• **Records supplied**
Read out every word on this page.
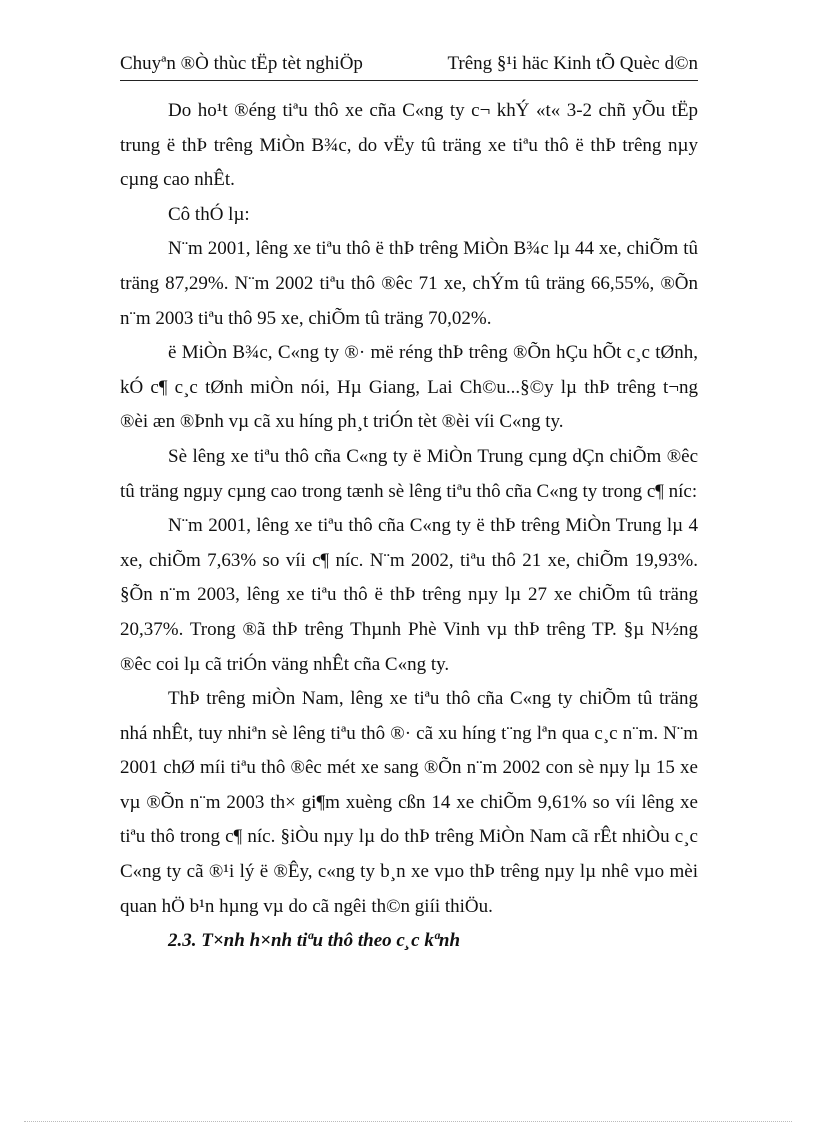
Chuyªn ®Ò thùc tËp tèt nghiÖp	Trêng §¹i häc Kinh tÕ Quèc d©n

Do ho¹t ®éng tiªu thô xe cña C«ng ty c¬ khÝ «t« 3-2 chñ yÕu tËp trung ë thÞ trêng MiÒn B¾c, do vËy tû träng xe tiªu thô ë thÞ trêng nµy cµng cao nhÊt.

Cô thÓ lµ:

N¨m 2001, lêng xe tiªu thô ë thÞ trêng MiÒn B¾c lµ 44 xe, chiÕm tû träng 87,29%. N¨m 2002 tiªu thô ®êc 71 xe, chÝm tû träng 66,55%, ®Õn n¨m 2003 tiªu thô 95 xe, chiÕm tû träng 70,02%.

ë MiÒn B¾c, C«ng ty ®· më réng thÞ trêng ®Õn hÇu hÕt c¸c tØnh, kÓ c¶ c¸c tØnh miÒn nói, Hµ Giang, Lai Ch©u...§©y lµ thÞ trêng t¬ng ®èi æn ®Þnh vµ cã xu híng ph¸t triÓn tèt ®èi víi C«ng ty.

Sè lêng xe tiªu thô cña C«ng ty ë MiÒn Trung cµng dÇn chiÕm ®êc tû träng ngµy cµng cao trong tænh sè lêng tiªu thô cña C«ng ty trong c¶ níc:

N¨m 2001, lêng xe tiªu thô cña C«ng ty ë thÞ trêng MiÒn Trung lµ 4 xe, chiÕm 7,63% so víi c¶ níc. N¨m 2002, tiªu thô 21 xe, chiÕm 19,93%. §Õn n¨m 2003, lêng xe tiªu thô ë thÞ trêng nµy lµ 27 xe chiÕm tû träng 20,37%. Trong ®ã thÞ trêng Thµnh Phè Vinh vµ thÞ trêng TP. §µ N½ng ®êc coi lµ cã triÓn väng nhÊt cña C«ng ty.

ThÞ trêng miÒn Nam, lêng xe tiªu thô cña C«ng ty chiÕm tû träng nhá nhÊt, tuy nhiªn sè lêng tiªu thô ®· cã xu híng t¨ng lªn qua c¸c n¨m. N¨m 2001 chØ míi tiªu thô ®êc mét xe sang ®Õn n¨m 2002 con sè nµy lµ 15 xe vµ ®Õn n¨m 2003 th× gi¶m xuèng cßn 14 xe chiÕm 9,61% so víi lêng xe tiªu thô trong c¶ níc. §iÒu nµy lµ do thÞ trêng MiÒn Nam cã rÊt nhiÒu c¸c C«ng ty cã ®¹i lý ë ®Êy, c«ng ty b¸n xe vµo thÞ trêng nµy lµ nhê vµo mèi quan hÖ b¹n hµng vµ do cã ngêi th©n giíi thiÖu.

2.3. T×nh h×nh tiªu thô theo c¸c kªnh
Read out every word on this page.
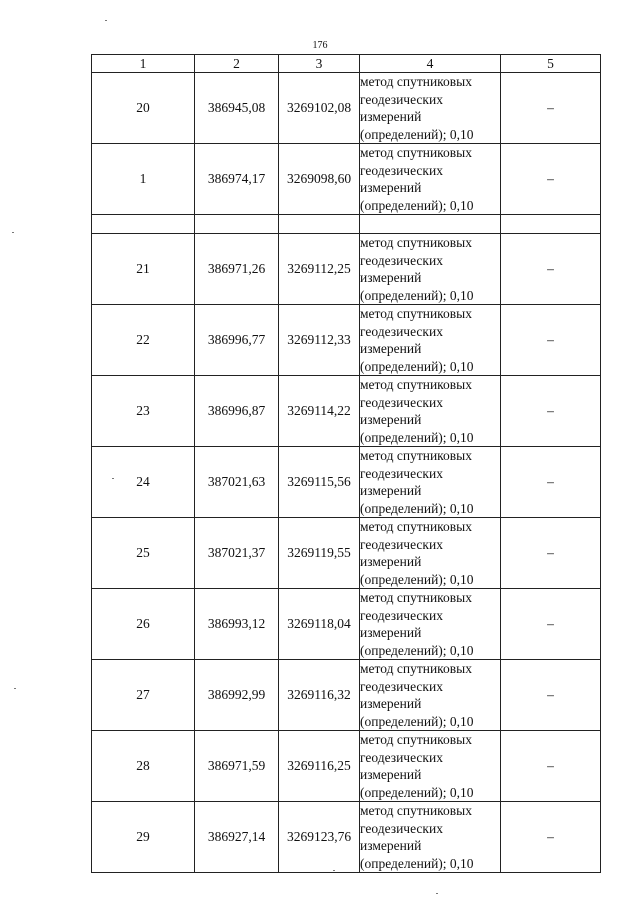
176
1	2	3	4	5
20	386945,08	3269102,08	метод спутниковых
геодезических
измерений
(определений); 0,10	–
1	386974,17	3269098,60	метод спутниковых
геодезических
измерений
(определений); 0,10	–

21	386971,26	3269112,25	метод спутниковых
геодезических
измерений
(определений); 0,10	–
22	386996,77	3269112,33	метод спутниковых
геодезических
измерений
(определений); 0,10	–
23	386996,87	3269114,22	метод спутниковых
геодезических
измерений
(определений); 0,10	–
24	387021,63	3269115,56	метод спутниковых
геодезических
измерений
(определений); 0,10	–
25	387021,37	3269119,55	метод спутниковых
геодезических
измерений
(определений); 0,10	–
26	386993,12	3269118,04	метод спутниковых
геодезических
измерений
(определений); 0,10	–
27	386992,99	3269116,32	метод спутниковых
геодезических
измерений
(определений); 0,10	–
28	386971,59	3269116,25	метод спутниковых
геодезических
измерений
(определений); 0,10	–
29	386927,14	3269123,76	метод спутниковых
геодезических
измерений
(определений); 0,10	–
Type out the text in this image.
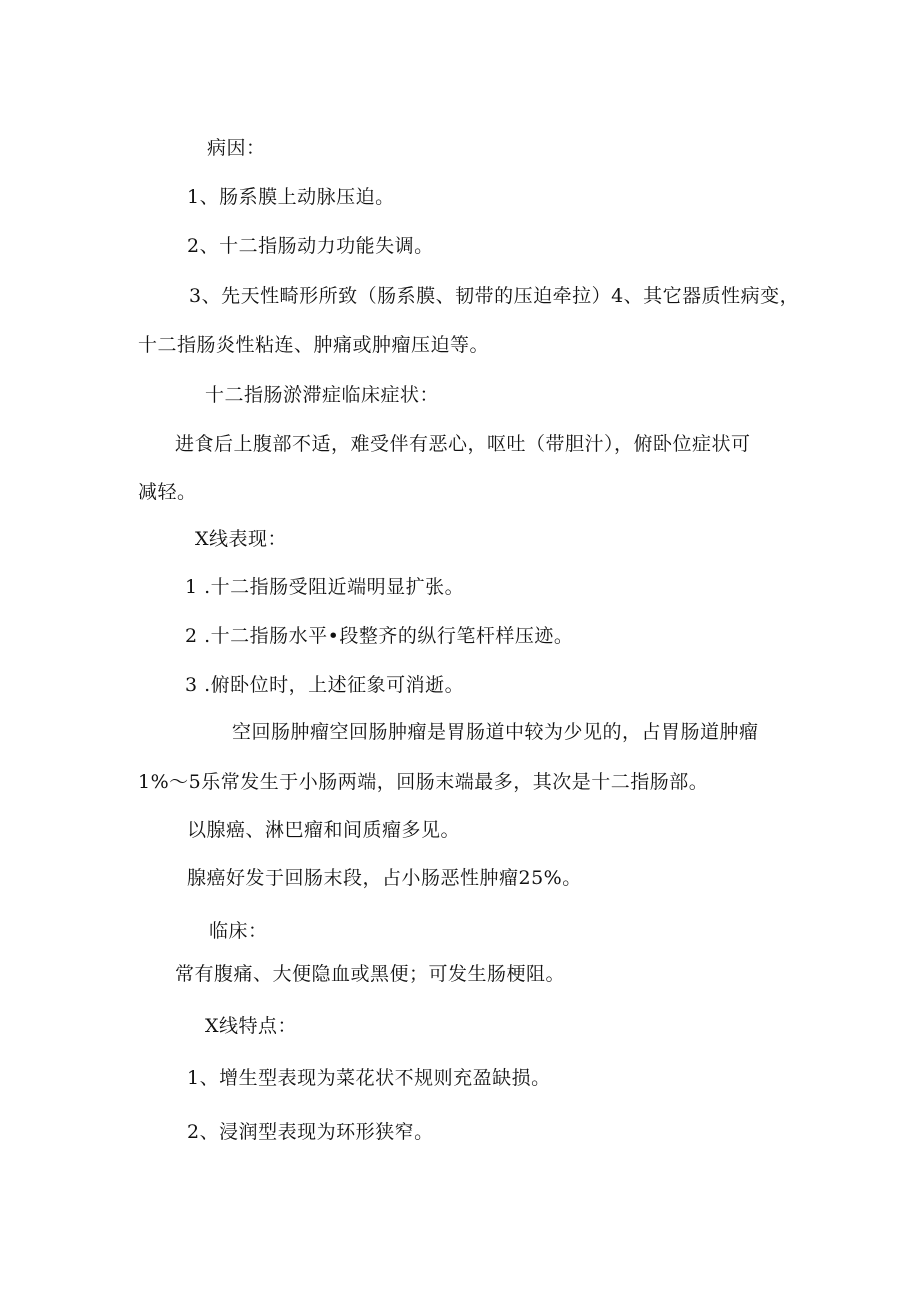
病因：
1、肠系膜上动脉压迫。
2、十二指肠动力功能失调。
3、先天性畸形所致（肠系膜、韧带的压迫牵拉）4、其它器质性病变，
十二指肠炎性粘连、肿痛或肿瘤压迫等。
十二指肠淤滞症临床症状：
进食后上腹部不适，难受伴有恶心，呕吐（带胆汁），俯卧位症状可
减轻。
X线表现：
1 .十二指肠受阻近端明显扩张。
2 .十二指肠水平•段整齐的纵行笔杆样压迹。
3 .俯卧位时，上述征象可消逝。
空回肠肿瘤空回肠肿瘤是胃肠道中较为少见的，占胃肠道肿瘤
1%〜5乐常发生于小肠两端，回肠末端最多，其次是十二指肠部。
以腺癌、淋巴瘤和间质瘤多见。
腺癌好发于回肠末段，占小肠恶性肿瘤25%。
临床：
常有腹痛、大便隐血或黑便；可发生肠梗阻。
X线特点：
1、增生型表现为菜花状不规则充盈缺损。
2、浸润型表现为环形狭窄。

• **Stated problem**
Extract each line holding the string "triÓn".

• **Result for this task**
ë MiÒn B¾c, C«ng ty ®· më réng thÞ trêng ®Õn hÇu hÕt c¸c tØnh, kÓ c¶ c¸c tØnh miÒn nói, Hµ Giang, Lai Ch©u...§©y lµ thÞ trêng t¬ng ®èi æn ®Þnh vµ cã xu híng ph¸t triÓn tèt ®èi víi C«ng ty.
N¨m 2001, lêng xe tiªu thô cña C«ng ty ë thÞ trêng MiÒn Trung lµ 4 xe, chiÕm 7,63% so víi c¶ níc. N¨m 2002, tiªu thô 21 xe, chiÕm 19,93%. §Õn n¨m 2003, lêng xe tiªu thô ë thÞ trêng nµy lµ 27 xe chiÕm tû träng 20,37%. Trong ®ã thÞ trêng Thµnh Phè Vinh vµ thÞ trêng TP. §µ N½ng ®êc coi lµ cã triÓn väng nhÊt cña C«ng ty.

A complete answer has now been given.